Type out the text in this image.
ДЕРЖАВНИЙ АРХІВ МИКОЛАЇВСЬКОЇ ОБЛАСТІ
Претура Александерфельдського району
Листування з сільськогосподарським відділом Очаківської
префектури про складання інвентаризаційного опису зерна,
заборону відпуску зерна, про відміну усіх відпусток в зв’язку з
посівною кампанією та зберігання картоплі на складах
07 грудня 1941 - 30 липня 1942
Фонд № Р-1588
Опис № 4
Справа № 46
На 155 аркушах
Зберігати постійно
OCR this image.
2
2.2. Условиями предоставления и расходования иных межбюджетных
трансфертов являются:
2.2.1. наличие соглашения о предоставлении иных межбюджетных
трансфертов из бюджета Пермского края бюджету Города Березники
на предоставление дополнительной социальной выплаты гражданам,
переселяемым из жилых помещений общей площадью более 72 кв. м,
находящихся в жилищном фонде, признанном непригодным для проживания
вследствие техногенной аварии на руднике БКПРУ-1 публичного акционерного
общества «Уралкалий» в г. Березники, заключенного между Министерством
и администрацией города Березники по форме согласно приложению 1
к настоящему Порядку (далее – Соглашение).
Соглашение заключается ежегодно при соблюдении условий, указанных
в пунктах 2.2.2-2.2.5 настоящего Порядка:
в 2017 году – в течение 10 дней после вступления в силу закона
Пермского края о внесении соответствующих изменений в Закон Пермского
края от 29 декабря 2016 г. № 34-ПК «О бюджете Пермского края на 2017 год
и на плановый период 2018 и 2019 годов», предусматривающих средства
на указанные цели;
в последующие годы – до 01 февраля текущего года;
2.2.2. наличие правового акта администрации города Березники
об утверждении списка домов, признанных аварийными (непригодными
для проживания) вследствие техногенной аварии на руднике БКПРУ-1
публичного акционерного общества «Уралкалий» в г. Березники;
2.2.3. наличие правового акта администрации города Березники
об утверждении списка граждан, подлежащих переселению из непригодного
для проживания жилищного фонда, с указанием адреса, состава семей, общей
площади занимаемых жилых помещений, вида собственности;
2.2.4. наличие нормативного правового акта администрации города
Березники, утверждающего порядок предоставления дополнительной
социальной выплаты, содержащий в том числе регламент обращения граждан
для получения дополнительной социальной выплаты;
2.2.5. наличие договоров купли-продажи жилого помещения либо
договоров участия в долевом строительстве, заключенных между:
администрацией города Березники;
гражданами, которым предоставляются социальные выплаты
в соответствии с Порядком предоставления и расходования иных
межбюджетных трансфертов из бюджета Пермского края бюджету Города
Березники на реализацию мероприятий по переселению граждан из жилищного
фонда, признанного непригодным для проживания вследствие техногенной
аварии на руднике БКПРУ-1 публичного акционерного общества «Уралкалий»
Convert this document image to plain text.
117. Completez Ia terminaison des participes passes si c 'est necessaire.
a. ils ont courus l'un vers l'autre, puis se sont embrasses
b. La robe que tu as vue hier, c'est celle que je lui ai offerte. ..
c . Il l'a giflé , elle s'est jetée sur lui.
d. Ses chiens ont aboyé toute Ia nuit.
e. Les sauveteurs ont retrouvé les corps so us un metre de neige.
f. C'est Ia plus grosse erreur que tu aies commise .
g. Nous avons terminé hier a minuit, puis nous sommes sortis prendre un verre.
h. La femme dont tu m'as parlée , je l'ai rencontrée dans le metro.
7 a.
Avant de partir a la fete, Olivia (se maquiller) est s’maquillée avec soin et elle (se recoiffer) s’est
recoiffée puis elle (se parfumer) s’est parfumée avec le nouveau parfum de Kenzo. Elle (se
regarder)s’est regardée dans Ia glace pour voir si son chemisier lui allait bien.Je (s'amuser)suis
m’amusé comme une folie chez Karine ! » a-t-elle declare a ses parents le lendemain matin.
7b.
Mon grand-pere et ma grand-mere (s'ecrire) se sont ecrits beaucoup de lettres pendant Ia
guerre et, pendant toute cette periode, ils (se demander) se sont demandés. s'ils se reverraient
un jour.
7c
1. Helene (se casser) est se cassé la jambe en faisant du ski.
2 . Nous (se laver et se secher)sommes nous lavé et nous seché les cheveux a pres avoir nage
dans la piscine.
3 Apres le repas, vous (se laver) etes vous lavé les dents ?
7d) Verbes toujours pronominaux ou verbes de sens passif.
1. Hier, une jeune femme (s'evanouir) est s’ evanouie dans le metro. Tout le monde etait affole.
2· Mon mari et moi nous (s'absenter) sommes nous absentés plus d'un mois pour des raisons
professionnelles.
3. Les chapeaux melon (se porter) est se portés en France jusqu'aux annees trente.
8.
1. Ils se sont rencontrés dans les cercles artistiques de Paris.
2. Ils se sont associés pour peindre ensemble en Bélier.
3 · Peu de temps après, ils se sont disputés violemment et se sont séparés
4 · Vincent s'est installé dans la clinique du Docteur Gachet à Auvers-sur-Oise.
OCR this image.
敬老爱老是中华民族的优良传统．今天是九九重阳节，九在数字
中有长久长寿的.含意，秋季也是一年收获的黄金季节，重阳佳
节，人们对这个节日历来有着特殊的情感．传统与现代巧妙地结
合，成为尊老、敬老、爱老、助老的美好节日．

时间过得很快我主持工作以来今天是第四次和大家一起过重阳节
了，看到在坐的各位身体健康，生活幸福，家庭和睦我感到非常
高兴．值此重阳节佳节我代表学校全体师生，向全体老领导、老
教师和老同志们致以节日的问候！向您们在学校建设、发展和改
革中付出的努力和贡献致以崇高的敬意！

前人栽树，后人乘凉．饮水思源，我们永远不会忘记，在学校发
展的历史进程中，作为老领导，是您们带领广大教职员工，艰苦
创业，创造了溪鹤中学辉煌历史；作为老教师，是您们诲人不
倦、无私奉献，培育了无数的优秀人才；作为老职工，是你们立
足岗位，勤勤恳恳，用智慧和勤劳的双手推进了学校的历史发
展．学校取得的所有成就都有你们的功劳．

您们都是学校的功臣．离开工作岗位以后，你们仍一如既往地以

•••••

Required work >>
Count the lines in the material above where the string "avec" appears, then state only that count.

Finished answer >>
2